_Job_:
Across the entries below, how many lines contain the string "ROAD"? Give only the count.

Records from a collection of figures
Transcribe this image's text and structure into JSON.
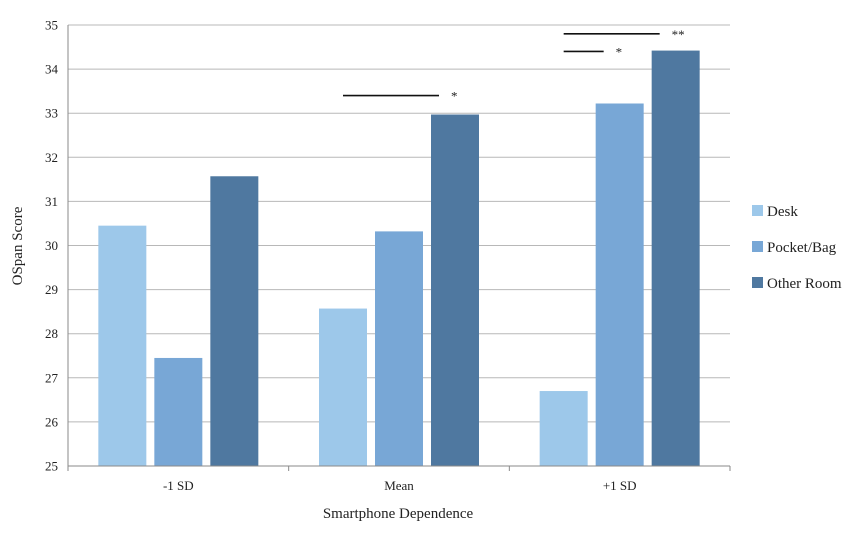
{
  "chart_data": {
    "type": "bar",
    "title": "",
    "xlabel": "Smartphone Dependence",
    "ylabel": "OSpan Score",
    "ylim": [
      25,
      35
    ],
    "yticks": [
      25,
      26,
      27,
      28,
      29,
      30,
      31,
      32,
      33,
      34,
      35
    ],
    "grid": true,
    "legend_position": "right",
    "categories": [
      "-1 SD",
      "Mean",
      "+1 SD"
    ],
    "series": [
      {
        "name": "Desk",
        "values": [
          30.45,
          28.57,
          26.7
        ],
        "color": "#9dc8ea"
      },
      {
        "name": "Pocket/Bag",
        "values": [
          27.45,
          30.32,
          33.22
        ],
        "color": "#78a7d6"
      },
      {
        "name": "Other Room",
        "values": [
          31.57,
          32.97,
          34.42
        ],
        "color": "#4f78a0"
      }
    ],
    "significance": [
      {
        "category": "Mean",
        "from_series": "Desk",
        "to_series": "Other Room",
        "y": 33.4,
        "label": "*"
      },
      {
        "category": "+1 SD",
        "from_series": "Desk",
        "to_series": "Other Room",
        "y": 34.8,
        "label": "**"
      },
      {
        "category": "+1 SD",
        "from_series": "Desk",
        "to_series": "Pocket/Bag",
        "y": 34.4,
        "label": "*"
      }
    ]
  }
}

---

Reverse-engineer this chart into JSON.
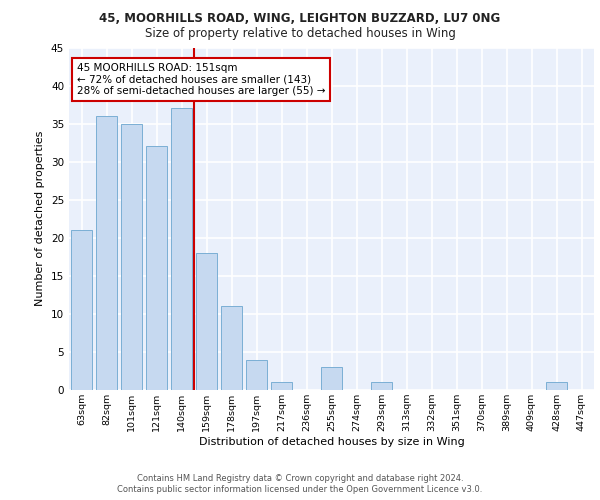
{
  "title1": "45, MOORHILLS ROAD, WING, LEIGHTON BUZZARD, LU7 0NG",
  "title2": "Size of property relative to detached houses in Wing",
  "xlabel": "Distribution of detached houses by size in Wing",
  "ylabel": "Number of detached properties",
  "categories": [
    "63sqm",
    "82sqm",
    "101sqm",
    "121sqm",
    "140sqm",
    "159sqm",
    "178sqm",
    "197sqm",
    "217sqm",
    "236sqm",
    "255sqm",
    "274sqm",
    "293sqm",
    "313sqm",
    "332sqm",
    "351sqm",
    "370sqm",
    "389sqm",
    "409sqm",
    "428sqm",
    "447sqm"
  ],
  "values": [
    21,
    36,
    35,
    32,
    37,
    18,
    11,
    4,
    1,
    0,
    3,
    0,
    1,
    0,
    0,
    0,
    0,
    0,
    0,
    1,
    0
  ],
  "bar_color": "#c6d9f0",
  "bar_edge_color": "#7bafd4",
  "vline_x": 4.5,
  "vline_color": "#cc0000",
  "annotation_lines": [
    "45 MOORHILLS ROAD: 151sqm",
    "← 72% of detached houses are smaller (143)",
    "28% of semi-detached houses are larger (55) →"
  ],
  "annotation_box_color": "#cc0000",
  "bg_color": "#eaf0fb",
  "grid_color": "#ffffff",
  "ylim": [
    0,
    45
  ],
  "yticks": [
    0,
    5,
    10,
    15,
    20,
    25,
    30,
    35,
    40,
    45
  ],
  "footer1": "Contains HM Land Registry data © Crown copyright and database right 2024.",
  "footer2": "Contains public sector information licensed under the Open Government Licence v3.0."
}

* * *

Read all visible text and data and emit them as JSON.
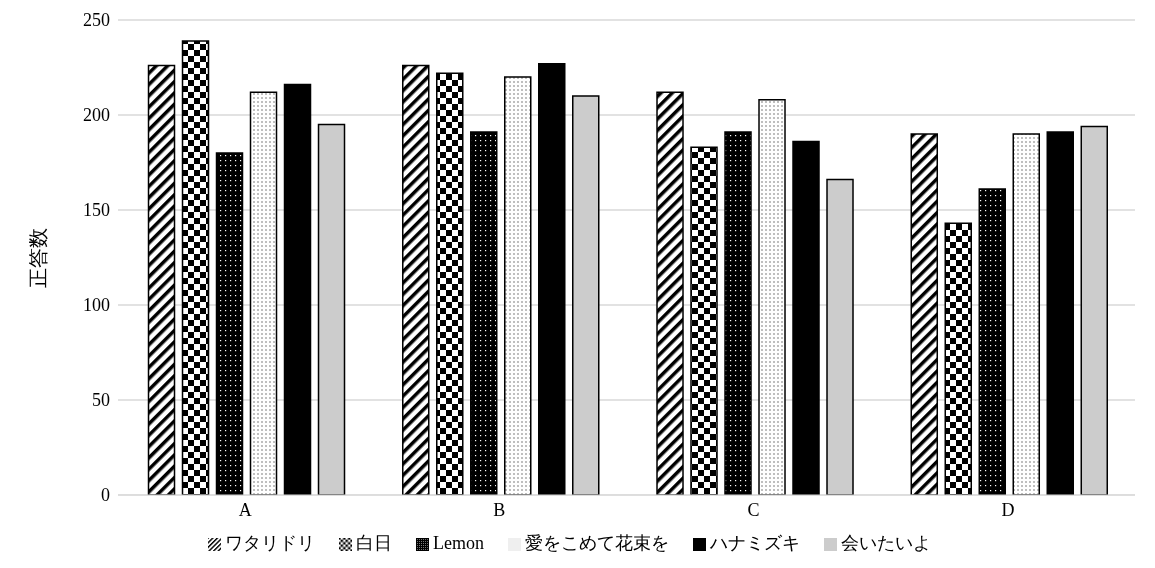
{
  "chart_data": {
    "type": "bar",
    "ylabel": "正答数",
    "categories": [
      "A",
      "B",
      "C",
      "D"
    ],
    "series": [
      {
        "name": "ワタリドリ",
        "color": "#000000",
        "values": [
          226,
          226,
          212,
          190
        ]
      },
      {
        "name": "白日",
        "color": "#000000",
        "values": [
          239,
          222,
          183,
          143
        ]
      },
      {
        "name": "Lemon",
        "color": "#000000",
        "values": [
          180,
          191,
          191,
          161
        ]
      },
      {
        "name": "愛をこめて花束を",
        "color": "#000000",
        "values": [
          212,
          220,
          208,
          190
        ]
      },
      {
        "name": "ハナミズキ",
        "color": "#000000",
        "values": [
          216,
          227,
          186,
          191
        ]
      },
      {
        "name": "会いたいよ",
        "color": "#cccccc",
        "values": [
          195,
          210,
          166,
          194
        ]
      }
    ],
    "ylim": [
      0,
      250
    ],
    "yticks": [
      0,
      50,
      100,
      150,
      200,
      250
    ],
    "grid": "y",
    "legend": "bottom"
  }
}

_Written solution_:
2